Entries taken from a collection
———
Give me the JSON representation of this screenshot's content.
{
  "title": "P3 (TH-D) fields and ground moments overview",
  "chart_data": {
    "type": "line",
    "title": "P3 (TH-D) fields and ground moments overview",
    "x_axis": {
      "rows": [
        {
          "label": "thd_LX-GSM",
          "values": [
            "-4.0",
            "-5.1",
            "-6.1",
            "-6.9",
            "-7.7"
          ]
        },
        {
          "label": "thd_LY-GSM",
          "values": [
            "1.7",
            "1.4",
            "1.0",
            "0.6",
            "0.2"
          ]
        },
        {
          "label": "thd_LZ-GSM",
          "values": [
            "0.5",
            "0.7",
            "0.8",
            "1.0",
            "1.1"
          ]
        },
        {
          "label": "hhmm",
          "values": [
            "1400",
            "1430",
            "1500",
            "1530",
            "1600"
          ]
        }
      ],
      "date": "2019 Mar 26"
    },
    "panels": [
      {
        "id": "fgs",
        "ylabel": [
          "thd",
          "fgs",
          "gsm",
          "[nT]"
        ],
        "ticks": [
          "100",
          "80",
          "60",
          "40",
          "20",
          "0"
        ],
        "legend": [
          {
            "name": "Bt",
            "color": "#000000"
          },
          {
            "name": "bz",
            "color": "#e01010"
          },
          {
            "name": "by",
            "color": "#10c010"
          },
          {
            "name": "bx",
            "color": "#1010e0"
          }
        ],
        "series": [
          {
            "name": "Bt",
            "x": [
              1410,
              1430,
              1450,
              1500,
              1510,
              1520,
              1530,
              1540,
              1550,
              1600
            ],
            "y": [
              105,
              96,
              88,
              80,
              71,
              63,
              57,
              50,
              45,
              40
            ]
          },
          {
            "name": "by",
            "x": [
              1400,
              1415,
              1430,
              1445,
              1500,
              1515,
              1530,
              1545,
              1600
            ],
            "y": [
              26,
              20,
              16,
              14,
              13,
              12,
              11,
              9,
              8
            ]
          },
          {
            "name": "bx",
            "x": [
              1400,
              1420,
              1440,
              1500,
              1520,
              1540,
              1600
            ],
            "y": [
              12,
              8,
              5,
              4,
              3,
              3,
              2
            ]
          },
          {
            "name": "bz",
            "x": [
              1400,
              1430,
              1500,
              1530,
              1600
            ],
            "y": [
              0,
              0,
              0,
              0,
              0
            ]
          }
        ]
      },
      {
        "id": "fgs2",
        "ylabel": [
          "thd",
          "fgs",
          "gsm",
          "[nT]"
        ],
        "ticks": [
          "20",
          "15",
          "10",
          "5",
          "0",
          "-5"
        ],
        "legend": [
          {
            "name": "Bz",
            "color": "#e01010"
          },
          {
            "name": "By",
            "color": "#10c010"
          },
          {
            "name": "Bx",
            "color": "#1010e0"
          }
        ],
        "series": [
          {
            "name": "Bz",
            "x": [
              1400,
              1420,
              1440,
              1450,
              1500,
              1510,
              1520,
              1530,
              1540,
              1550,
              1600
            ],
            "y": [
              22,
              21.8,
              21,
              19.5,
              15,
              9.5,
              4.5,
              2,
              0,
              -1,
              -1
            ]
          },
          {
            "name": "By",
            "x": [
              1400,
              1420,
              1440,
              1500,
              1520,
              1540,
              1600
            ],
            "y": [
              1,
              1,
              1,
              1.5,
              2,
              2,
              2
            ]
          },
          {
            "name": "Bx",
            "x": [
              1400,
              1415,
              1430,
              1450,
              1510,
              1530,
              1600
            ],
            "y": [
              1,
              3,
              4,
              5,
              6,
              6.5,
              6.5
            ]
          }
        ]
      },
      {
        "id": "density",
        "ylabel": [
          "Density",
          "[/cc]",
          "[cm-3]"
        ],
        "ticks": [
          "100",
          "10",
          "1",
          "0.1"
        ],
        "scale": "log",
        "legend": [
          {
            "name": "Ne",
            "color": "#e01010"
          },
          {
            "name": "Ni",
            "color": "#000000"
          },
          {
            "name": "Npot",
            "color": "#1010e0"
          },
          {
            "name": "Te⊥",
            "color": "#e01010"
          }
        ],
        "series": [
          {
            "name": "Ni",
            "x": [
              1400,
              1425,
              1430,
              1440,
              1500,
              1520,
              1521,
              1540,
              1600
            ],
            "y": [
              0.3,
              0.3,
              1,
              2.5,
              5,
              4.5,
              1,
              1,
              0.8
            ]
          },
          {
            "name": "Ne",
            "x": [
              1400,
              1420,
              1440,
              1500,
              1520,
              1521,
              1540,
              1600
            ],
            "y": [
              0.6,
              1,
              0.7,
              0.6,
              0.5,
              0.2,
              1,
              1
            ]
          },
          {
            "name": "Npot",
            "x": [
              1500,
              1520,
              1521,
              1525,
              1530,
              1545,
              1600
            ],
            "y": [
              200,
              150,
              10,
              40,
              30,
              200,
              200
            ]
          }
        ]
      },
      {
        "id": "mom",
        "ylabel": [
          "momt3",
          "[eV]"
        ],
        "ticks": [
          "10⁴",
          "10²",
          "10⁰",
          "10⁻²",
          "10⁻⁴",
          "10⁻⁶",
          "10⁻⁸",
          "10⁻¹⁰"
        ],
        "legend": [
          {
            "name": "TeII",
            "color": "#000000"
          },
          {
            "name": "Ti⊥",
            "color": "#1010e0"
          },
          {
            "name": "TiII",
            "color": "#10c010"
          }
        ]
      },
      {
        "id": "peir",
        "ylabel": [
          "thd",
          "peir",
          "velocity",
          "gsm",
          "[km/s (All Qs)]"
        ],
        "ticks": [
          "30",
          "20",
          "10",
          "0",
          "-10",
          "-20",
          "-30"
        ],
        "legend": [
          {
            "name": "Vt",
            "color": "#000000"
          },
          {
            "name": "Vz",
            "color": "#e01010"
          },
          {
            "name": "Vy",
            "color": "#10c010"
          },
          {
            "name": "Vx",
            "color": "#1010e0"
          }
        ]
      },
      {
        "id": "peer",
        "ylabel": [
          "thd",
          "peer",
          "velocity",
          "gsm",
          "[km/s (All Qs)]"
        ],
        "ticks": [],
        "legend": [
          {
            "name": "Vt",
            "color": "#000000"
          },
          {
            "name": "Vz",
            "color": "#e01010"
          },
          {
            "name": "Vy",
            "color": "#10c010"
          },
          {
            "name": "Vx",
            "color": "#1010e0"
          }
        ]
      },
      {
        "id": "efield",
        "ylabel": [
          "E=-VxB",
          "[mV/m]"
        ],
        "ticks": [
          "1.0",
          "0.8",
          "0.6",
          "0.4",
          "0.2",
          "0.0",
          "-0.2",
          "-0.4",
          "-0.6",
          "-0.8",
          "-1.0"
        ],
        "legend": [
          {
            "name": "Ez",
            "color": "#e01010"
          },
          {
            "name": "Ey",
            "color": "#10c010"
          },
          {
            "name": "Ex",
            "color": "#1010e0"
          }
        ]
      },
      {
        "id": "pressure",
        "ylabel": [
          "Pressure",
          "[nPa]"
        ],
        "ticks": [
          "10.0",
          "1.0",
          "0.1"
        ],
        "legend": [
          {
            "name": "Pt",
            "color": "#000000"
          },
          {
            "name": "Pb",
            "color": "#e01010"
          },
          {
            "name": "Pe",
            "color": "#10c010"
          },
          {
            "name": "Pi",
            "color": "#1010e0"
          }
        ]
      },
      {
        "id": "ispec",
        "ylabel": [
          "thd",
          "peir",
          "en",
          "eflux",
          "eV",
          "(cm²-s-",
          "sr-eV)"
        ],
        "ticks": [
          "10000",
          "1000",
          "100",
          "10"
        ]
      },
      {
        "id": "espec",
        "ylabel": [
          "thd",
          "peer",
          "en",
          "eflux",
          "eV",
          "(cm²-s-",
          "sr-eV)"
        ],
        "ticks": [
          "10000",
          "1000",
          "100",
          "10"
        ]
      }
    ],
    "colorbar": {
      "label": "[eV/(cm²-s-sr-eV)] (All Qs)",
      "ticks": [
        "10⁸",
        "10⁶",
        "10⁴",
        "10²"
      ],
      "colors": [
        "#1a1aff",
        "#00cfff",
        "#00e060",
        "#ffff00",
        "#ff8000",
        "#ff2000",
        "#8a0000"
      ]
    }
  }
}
———
> **Objective**
Copy all the lines above that hold the string "overview".

> **Finished exercise**
  "title": "P3 (TH-D) fields and ground moments overview",
    "title": "P3 (TH-D) fields and ground moments overview",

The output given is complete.